--- EXTRACTED MATERIAL ---

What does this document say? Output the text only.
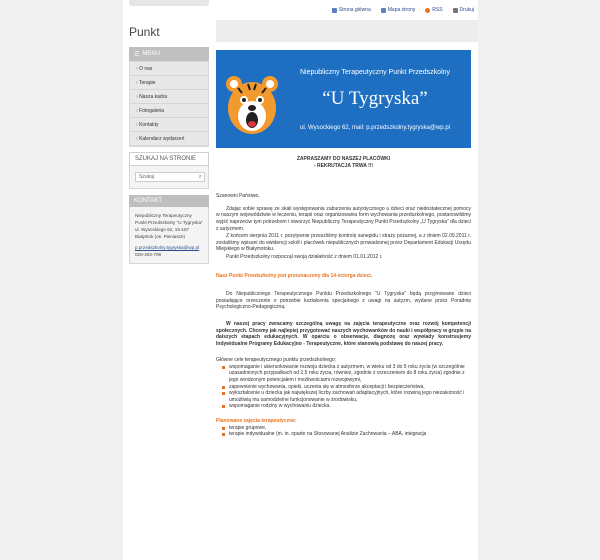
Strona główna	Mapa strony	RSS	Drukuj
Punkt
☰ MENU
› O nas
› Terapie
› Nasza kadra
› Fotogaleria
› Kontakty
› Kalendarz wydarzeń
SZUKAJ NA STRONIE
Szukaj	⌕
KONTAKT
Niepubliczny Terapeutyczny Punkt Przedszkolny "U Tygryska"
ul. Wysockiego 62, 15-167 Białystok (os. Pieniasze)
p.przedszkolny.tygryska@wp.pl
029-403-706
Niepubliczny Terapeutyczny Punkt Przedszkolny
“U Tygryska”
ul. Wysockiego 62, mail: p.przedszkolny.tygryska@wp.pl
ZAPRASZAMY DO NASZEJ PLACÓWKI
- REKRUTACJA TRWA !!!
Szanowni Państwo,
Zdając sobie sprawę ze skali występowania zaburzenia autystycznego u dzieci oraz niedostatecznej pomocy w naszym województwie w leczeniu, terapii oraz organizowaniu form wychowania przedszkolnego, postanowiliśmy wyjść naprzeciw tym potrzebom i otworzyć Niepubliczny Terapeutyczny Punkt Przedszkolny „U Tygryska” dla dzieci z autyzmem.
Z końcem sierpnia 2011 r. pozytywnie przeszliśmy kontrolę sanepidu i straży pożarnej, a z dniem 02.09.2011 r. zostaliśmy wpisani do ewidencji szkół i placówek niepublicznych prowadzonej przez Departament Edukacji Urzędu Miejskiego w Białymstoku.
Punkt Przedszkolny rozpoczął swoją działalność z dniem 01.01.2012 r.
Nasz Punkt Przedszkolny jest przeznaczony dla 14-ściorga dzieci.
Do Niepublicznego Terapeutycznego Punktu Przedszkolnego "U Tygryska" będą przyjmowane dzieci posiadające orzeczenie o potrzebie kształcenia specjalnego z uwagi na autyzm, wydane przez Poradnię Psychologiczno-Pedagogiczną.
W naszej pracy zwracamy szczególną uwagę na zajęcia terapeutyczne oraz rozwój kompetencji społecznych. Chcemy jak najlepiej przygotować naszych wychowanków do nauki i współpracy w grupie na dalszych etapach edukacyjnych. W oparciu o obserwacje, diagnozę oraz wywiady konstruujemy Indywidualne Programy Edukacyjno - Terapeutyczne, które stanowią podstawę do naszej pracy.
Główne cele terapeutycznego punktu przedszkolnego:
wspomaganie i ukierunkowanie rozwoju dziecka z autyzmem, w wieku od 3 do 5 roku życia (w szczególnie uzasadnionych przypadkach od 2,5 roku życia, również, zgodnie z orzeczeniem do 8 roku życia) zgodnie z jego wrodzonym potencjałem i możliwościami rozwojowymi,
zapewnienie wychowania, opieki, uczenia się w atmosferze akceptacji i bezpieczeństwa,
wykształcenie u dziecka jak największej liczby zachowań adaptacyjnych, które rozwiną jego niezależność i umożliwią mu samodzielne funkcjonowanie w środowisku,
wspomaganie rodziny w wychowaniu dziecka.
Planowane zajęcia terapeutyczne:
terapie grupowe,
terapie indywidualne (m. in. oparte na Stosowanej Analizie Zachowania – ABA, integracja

---
--- EXTRACTED MATERIAL ---

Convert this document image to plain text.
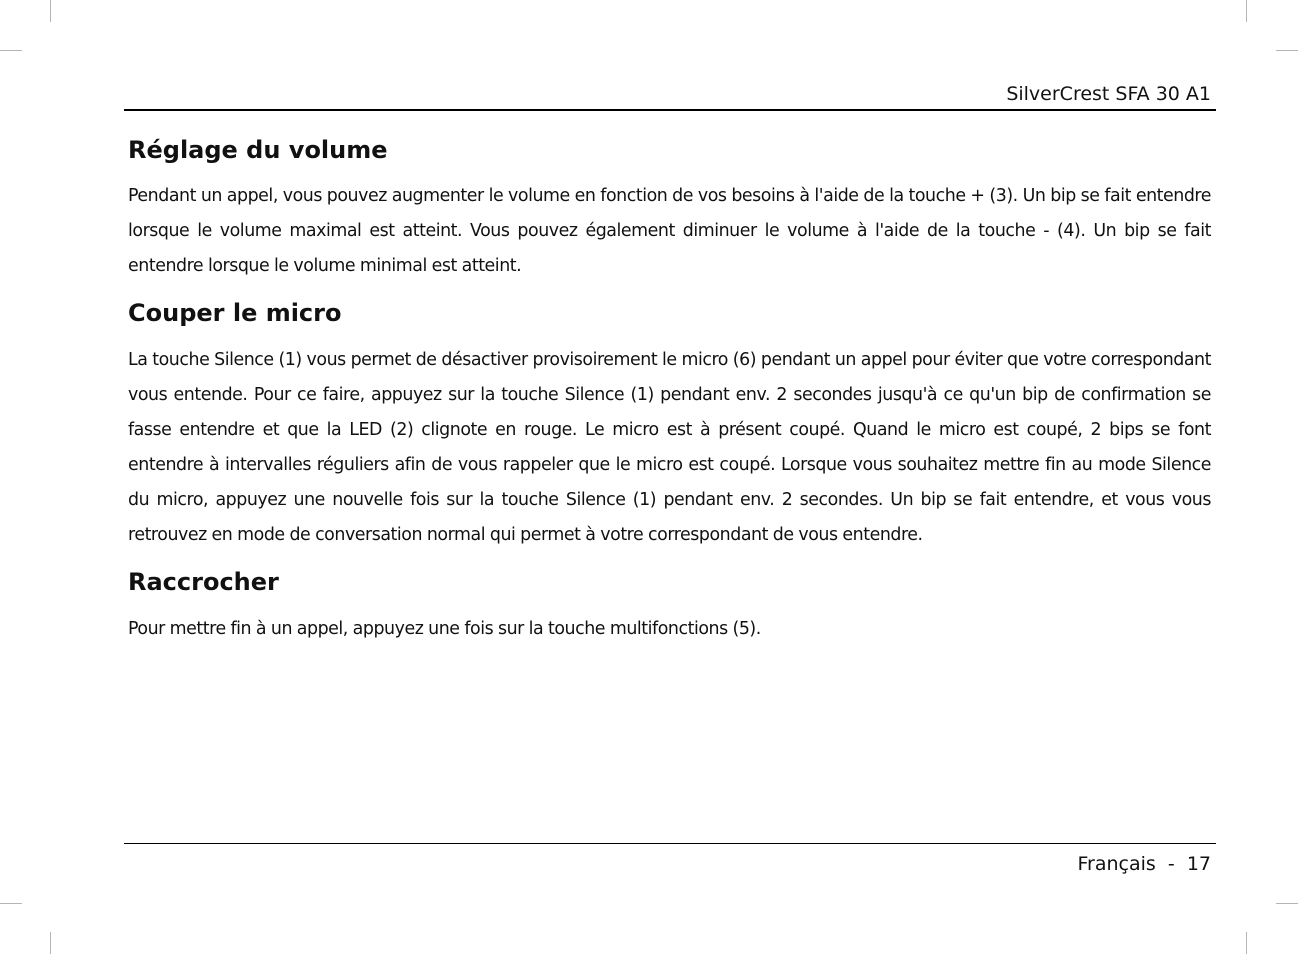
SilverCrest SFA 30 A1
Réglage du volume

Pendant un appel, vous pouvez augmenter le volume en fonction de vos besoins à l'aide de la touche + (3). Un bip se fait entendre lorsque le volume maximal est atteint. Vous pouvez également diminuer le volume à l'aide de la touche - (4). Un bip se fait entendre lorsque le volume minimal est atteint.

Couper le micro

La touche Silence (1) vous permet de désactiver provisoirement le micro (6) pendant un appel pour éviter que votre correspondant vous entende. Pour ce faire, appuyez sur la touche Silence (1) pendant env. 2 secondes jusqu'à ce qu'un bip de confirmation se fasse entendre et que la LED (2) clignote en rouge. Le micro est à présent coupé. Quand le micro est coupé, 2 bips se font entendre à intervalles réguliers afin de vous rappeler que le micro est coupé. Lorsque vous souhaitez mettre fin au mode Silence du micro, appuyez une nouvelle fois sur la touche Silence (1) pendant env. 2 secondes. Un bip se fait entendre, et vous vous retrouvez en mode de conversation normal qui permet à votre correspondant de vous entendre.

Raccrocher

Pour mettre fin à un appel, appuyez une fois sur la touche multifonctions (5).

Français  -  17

---
--- EXTRACTED MATERIAL ---

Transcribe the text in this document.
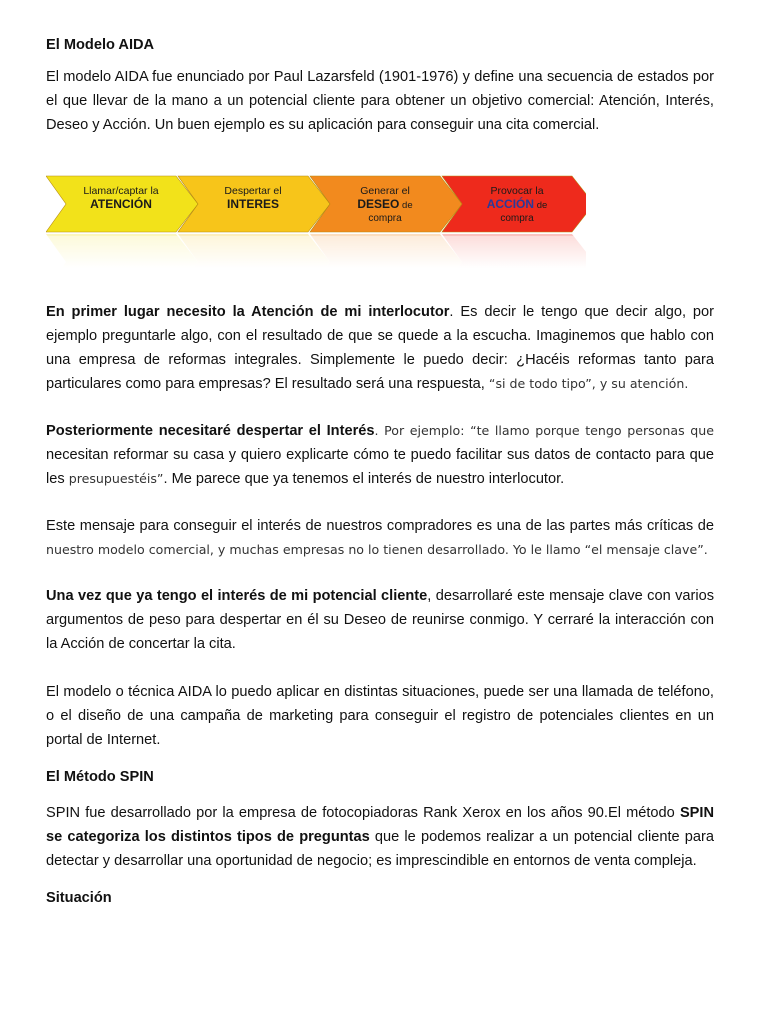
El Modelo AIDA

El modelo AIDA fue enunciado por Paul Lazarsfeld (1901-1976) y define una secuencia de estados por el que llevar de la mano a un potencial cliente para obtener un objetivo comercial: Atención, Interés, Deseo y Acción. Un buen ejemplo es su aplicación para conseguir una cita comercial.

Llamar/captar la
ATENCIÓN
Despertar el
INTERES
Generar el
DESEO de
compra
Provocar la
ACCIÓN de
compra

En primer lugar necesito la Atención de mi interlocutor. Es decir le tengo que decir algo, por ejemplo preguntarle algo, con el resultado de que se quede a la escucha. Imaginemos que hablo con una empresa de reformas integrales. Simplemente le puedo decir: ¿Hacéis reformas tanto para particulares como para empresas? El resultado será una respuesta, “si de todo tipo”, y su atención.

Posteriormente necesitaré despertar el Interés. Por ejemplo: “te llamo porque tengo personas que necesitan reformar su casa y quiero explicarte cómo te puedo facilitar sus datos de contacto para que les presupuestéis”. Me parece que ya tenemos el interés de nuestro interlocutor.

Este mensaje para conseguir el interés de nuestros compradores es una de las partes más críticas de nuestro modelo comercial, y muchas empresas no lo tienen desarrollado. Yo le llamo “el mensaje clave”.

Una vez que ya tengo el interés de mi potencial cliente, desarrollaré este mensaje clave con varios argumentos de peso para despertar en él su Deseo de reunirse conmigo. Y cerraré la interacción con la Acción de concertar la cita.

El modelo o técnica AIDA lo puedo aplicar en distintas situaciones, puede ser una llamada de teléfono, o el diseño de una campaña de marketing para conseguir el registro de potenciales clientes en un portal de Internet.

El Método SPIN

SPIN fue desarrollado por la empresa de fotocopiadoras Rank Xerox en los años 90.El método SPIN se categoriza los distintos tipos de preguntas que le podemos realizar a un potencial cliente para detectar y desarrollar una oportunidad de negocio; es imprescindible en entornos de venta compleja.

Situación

---

## GIVEN INSTRUCTION:
Find the number of lines in which the word "Wysockiego" occurs, and write nothing but that number.

## WORKED ANSWER:
2